* _TASK GOAL_:
Check every line of the entries that follow, and copy the ones containing "family".

--- Begin ---

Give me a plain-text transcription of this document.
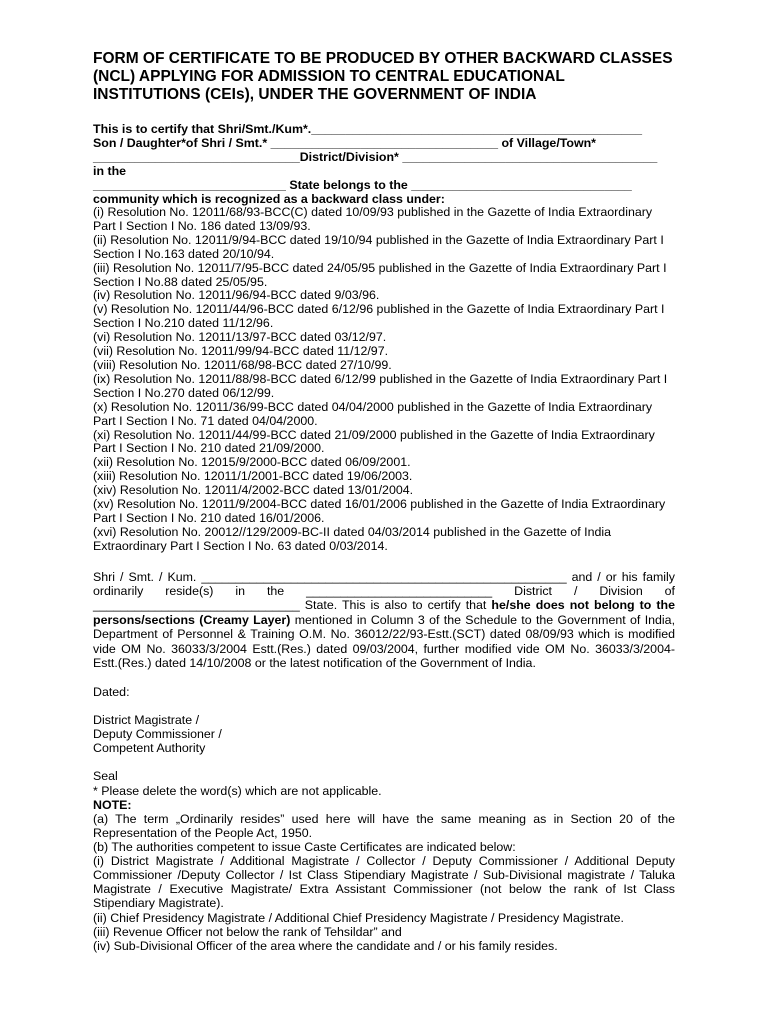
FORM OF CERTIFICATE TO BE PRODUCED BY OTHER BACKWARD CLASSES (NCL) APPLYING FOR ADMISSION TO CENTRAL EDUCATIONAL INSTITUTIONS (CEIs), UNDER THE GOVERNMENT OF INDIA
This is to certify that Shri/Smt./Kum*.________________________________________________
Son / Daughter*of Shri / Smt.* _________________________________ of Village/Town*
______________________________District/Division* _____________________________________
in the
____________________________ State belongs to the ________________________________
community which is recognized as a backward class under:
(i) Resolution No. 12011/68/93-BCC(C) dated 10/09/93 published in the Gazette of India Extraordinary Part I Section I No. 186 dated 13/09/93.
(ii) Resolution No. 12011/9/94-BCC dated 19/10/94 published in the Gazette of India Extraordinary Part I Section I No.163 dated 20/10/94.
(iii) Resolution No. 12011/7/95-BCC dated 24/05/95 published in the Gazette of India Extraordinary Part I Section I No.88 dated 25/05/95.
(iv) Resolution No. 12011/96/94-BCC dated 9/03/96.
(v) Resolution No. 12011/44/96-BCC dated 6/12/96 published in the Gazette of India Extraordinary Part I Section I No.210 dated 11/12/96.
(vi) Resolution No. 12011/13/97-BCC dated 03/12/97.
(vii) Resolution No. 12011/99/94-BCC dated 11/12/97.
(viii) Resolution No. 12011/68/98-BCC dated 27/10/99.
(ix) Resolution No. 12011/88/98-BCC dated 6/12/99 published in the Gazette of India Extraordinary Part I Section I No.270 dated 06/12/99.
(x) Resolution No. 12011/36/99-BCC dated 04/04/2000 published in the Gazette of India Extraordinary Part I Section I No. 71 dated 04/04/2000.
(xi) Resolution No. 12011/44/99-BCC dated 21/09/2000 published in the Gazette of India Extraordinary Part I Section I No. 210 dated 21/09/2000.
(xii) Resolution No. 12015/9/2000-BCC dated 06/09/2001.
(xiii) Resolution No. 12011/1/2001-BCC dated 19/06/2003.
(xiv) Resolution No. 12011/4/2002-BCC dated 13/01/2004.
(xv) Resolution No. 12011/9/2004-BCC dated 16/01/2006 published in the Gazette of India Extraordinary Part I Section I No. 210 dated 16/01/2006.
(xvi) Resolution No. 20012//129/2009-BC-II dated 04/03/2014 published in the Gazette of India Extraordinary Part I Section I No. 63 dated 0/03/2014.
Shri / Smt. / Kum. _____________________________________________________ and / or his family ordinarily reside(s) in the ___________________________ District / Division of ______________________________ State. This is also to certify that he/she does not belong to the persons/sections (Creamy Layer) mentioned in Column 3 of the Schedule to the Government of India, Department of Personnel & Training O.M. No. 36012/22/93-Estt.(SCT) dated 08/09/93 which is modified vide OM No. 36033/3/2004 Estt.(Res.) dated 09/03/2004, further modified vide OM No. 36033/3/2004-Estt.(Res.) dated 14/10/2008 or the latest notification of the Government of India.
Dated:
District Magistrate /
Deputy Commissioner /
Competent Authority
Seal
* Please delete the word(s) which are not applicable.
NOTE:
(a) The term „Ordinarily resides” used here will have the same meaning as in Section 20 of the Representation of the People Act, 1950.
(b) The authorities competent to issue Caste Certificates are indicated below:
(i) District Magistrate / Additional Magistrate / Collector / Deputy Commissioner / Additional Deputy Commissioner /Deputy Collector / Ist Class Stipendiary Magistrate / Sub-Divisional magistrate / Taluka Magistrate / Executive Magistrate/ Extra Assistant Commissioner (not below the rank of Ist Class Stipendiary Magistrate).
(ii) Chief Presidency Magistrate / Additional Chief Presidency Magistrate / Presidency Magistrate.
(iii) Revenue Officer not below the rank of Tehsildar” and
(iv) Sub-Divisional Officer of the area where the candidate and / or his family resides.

--- End ---
--- Begin ---

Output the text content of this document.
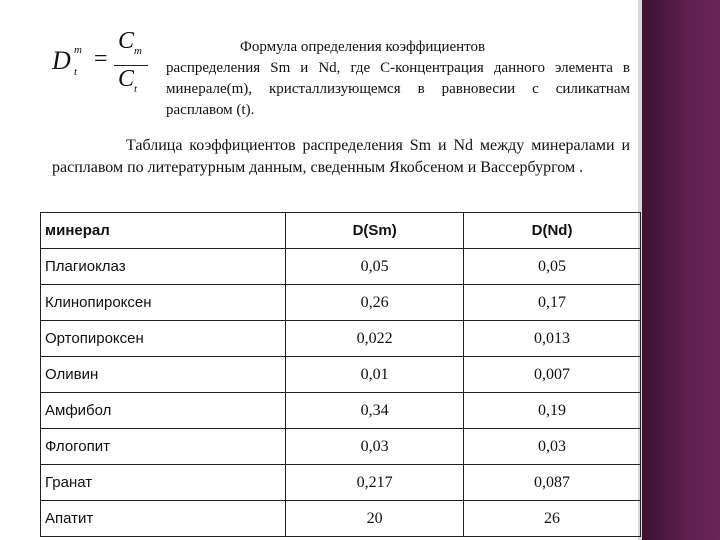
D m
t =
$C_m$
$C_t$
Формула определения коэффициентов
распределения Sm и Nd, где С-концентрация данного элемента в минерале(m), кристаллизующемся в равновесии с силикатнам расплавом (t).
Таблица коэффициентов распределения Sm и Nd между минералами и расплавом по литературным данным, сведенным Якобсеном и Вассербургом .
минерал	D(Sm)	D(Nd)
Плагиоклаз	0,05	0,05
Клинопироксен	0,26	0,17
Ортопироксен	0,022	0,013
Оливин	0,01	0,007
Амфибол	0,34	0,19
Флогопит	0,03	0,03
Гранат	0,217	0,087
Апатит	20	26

--- End ---

* _RESPONSE BELOW_:
Shri / Smt. / Kum. _____________________________________________________ and / or his family ordinarily reside(s) in the ___________________________ District / Division of ______________________________ State. This is also to certify that he/she does not belong to the persons/sections (Creamy Layer) mentioned in Column 3 of the Schedule to the Government of India, Department of Personnel & Training O.M. No. 36012/22/93-Estt.(SCT) dated 08/09/93 which is modified vide OM No. 36033/3/2004 Estt.(Res.) dated 09/03/2004, further modified vide OM No. 36033/3/2004-Estt.(Res.) dated 14/10/2008 or the latest notification of the Government of India.
(iv) Sub-Divisional Officer of the area where the candidate and / or his family resides.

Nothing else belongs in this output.